>> begin PROVIDED DATA

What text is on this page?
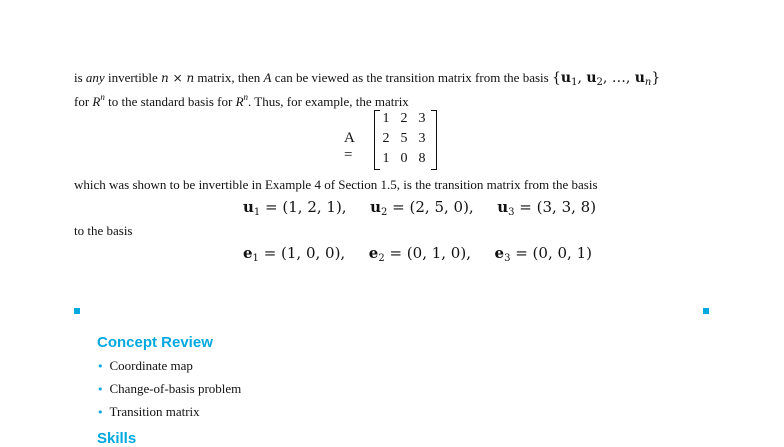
is any invertible n × n matrix, then A can be viewed as the transition matrix from the basis {$u_1$, $u_2$, …, $u_n$}
for $R^n$ to the standard basis for $R^n$. Thus, for example, the matrix
A =
1 2 3
2 5 3
1 0 8
which was shown to be invertible in Example 4 of Section 1.5, is the transition matrix from the basis
$u_1 = (1$, 2, 1), $u_2 = (2$, 5, 0), $u_3 = (3$, 3, 8)
to the basis
$e_1 = (1$, 0, 0), $e_2 = (0$, 1, 0), $e_3 = (0$, 0, 1)
Concept Review
• Coordinate map
• Change-of-basis problem
• Transition matrix
Skills
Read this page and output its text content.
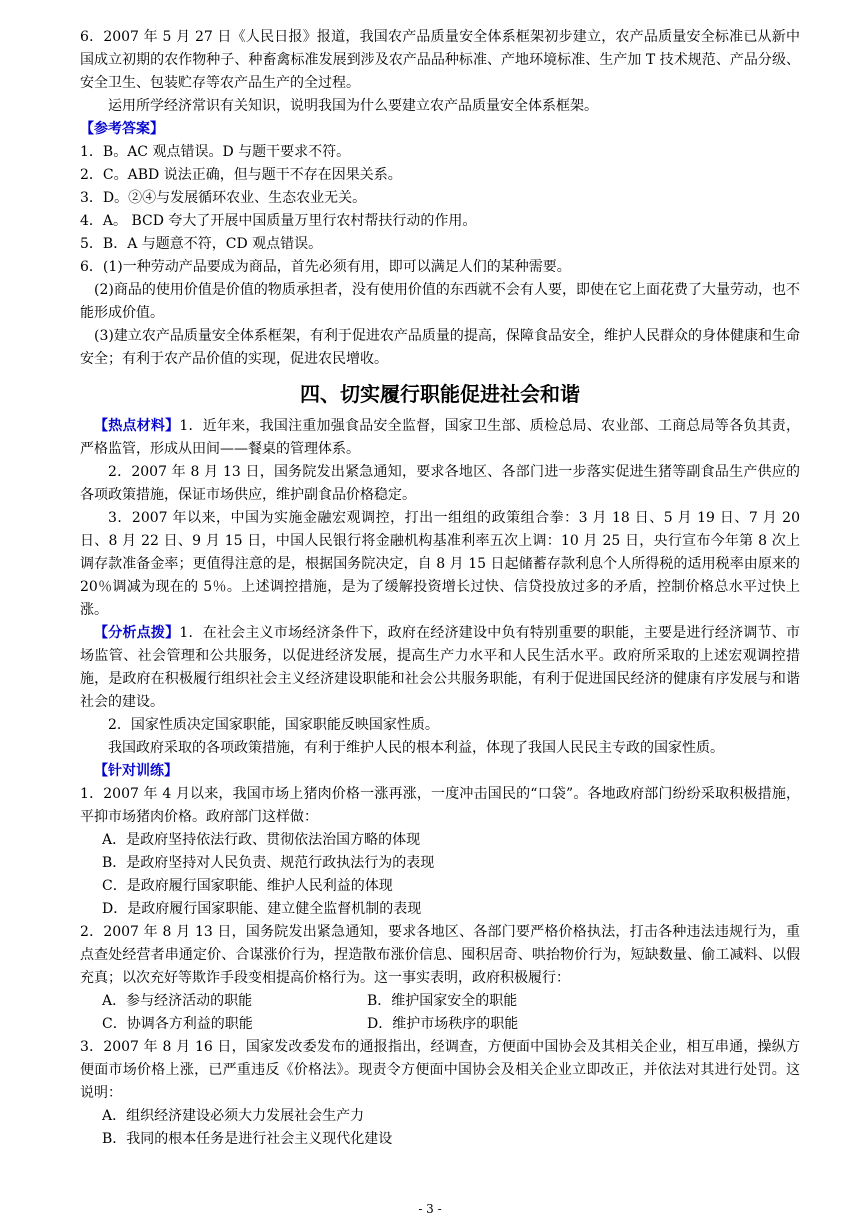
6．2007 年 5 月 27 日《人民日报》报道，我国农产品质量安全体系框架初步建立，农产品质量安全标准已从新中国成立初期的农作物种子、种畜禽标准发展到涉及农产品品种标准、产地环境标准、生产加 T 技术规范、产品分级、安全卫生、包装贮存等农产品生产的全过程。

运用所学经济常识有关知识，说明我国为什么要建立农产品质量安全体系框架。

【参考答案】

1．B。AC 观点错误。D 与题干要求不符。

2．C。ABD 说法正确，但与题干不存在因果关系。

3．D。②④与发展循环农业、生态农业无关。

4．A。 BCD 夸大了开展中国质量万里行农村帮扶行动的作用。

5．B．A 与题意不符，CD 观点错误。

6．(1)一种劳动产品要成为商品，首先必须有用，即可以满足人们的某种需要。

(2)商品的使用价值是价值的物质承担者，没有使用价值的东西就不会有人要，即使在它上面花费了大量劳动，也不能形成价值。

(3)建立农产品质量安全体系框架，有利于促进农产品质量的提高，保障食品安全，维护人民群众的身体健康和生命安全；有利于农产品价值的实现，促进农民增收。

四、切实履行职能促进社会和谐

【热点材料】1．近年来，我国注重加强食品安全监督，国家卫生部、质检总局、农业部、工商总局等各负其责，严格监管，形成从田间——餐桌的管理体系。

2．2007 年 8 月 13 日，国务院发出紧急通知，要求各地区、各部门进一步落实促进生猪等副食品生产供应的各项政策措施，保证市场供应，维护副食品价格稳定。

3．2007 年以来，中国为实施金融宏观调控，打出一组组的政策组合拳：3 月 18 日、5 月 19 日、7 月 20 日、8 月 22 日、9 月 15 日，中国人民银行将金融机构基准利率五次上调：10 月 25 日，央行宣布今年第 8 次上调存款准备金率；更值得注意的是，根据国务院决定，自 8 月 15 日起储蓄存款利息个人所得税的适用税率由原来的 20％调减为现在的 5％。上述调控措施，是为了缓解投资增长过快、信贷投放过多的矛盾，控制价格总水平过快上涨。

【分析点拨】1．在社会主义市场经济条件下，政府在经济建设中负有特别重要的职能，主要是进行经济调节、市场监管、社会管理和公共服务，以促进经济发展，提高生产力水平和人民生活水平。政府所采取的上述宏观调控措施，是政府在积极履行组织社会主义经济建设职能和社会公共服务职能，有利于促进国民经济的健康有序发展与和谐社会的建设。

2．国家性质决定国家职能，国家职能反映国家性质。

我国政府采取的各项政策措施，有利于维护人民的根本利益，体现了我国人民民主专政的国家性质。

【针对训练】

1．2007 年 4 月以来，我国市场上猪肉价格一涨再涨，一度冲击国民的“口袋”。各地政府部门纷纷采取积极措施，平抑市场猪肉价格。政府部门这样做：

A．是政府坚持依法行政、贯彻依法治国方略的体现

B．是政府坚持对人民负责、规范行政执法行为的表现

C．是政府履行国家职能、维护人民利益的体现

D．是政府履行国家职能、建立健全监督机制的表现

2．2007 年 8 月 13 日，国务院发出紧急通知，要求各地区、各部门要严格价格执法，打击各种违法违规行为，重点查处经营者串通定价、合谋涨价行为，捏造散布涨价信息、囤积居奇、哄抬物价行为，短缺数量、偷工减料、以假充真；以次充好等欺诈手段变相提高价格行为。这一事实表明，政府积极履行：

A．参与经济活动的职能	B．维护国家安全的职能
C．协调各方利益的职能	D．维护市场秩序的职能

3．2007 年 8 月 16 日，国家发改委发布的通报指出，经调查，方便面中国协会及其相关企业，相互串通，操纵方便面市场价格上涨，已严重违反《价格法》。现责令方便面中国协会及相关企业立即改正，并依法对其进行处罚。这说明：

A．组织经济建设必须大力发展社会生产力

B．我同的根本任务是进行社会主义现代化建设

- 3 -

>> end PROVIDED DATA

▸ **WHAT TO WORK ON**
Quote each entry above verbatim and drop the pictures.

▸ **WRITTEN ANSWER**
What text is on this page?
is any invertible n × n matrix, then A can be viewed as the transition matrix from the basis {$u_1$, $u_2$, …, $u_n$}
for $R^n$ to the standard basis for $R^n$. Thus, for example, the matrix
A =
1 2 3
2 5 3
1 0 8
which was shown to be invertible in Example 4 of Section 1.5, is the transition matrix from the basis
$u_1 = (1$, 2, 1), $u_2 = (2$, 5, 0), $u_3 = (3$, 3, 8)
to the basis
$e_1 = (1$, 0, 0), $e_2 = (0$, 1, 0), $e_3 = (0$, 0, 1)
Concept Review
• Coordinate map
• Change-of-basis problem
• Transition matrix
Skills
Read this page and output its text content.
6．2007 年 5 月 27 日《人民日报》报道，我国农产品质量安全体系框架初步建立，农产品质量安全标准已从新中国成立初期的农作物种子、种畜禽标准发展到涉及农产品品种标准、产地环境标准、生产加 T 技术规范、产品分级、安全卫生、包装贮存等农产品生产的全过程。

运用所学经济常识有关知识，说明我国为什么要建立农产品质量安全体系框架。

【参考答案】

1．B。AC 观点错误。D 与题干要求不符。

2．C。ABD 说法正确，但与题干不存在因果关系。

3．D。②④与发展循环农业、生态农业无关。

4．A。 BCD 夸大了开展中国质量万里行农村帮扶行动的作用。

5．B．A 与题意不符，CD 观点错误。

6．(1)一种劳动产品要成为商品，首先必须有用，即可以满足人们的某种需要。

(2)商品的使用价值是价值的物质承担者，没有使用价值的东西就不会有人要，即使在它上面花费了大量劳动，也不能形成价值。

(3)建立农产品质量安全体系框架，有利于促进农产品质量的提高，保障食品安全，维护人民群众的身体健康和生命安全；有利于农产品价值的实现，促进农民增收。

四、切实履行职能促进社会和谐

【热点材料】1．近年来，我国注重加强食品安全监督，国家卫生部、质检总局、农业部、工商总局等各负其责，严格监管，形成从田间——餐桌的管理体系。

2．2007 年 8 月 13 日，国务院发出紧急通知，要求各地区、各部门进一步落实促进生猪等副食品生产供应的各项政策措施，保证市场供应，维护副食品价格稳定。

3．2007 年以来，中国为实施金融宏观调控，打出一组组的政策组合拳：3 月 18 日、5 月 19 日、7 月 20 日、8 月 22 日、9 月 15 日，中国人民银行将金融机构基准利率五次上调：10 月 25 日，央行宣布今年第 8 次上调存款准备金率；更值得注意的是，根据国务院决定，自 8 月 15 日起储蓄存款利息个人所得税的适用税率由原来的 20％调减为现在的 5％。上述调控措施，是为了缓解投资增长过快、信贷投放过多的矛盾，控制价格总水平过快上涨。

【分析点拨】1．在社会主义市场经济条件下，政府在经济建设中负有特别重要的职能，主要是进行经济调节、市场监管、社会管理和公共服务，以促进经济发展，提高生产力水平和人民生活水平。政府所采取的上述宏观调控措施，是政府在积极履行组织社会主义经济建设职能和社会公共服务职能，有利于促进国民经济的健康有序发展与和谐社会的建设。

2．国家性质决定国家职能，国家职能反映国家性质。

我国政府采取的各项政策措施，有利于维护人民的根本利益，体现了我国人民民主专政的国家性质。

【针对训练】

1．2007 年 4 月以来，我国市场上猪肉价格一涨再涨，一度冲击国民的“口袋”。各地政府部门纷纷采取积极措施，平抑市场猪肉价格。政府部门这样做：

A．是政府坚持依法行政、贯彻依法治国方略的体现

B．是政府坚持对人民负责、规范行政执法行为的表现

C．是政府履行国家职能、维护人民利益的体现

D．是政府履行国家职能、建立健全监督机制的表现

2．2007 年 8 月 13 日，国务院发出紧急通知，要求各地区、各部门要严格价格执法，打击各种违法违规行为，重点查处经营者串通定价、合谋涨价行为，捏造散布涨价信息、囤积居奇、哄抬物价行为，短缺数量、偷工减料、以假充真；以次充好等欺诈手段变相提高价格行为。这一事实表明，政府积极履行：

A．参与经济活动的职能	B．维护国家安全的职能
C．协调各方利益的职能	D．维护市场秩序的职能

3．2007 年 8 月 16 日，国家发改委发布的通报指出，经调查，方便面中国协会及其相关企业，相互串通，操纵方便面市场价格上涨，已严重违反《价格法》。现责令方便面中国协会及相关企业立即改正，并依法对其进行处罚。这说明：

A．组织经济建设必须大力发展社会生产力

B．我同的根本任务是进行社会主义现代化建设

- 3 -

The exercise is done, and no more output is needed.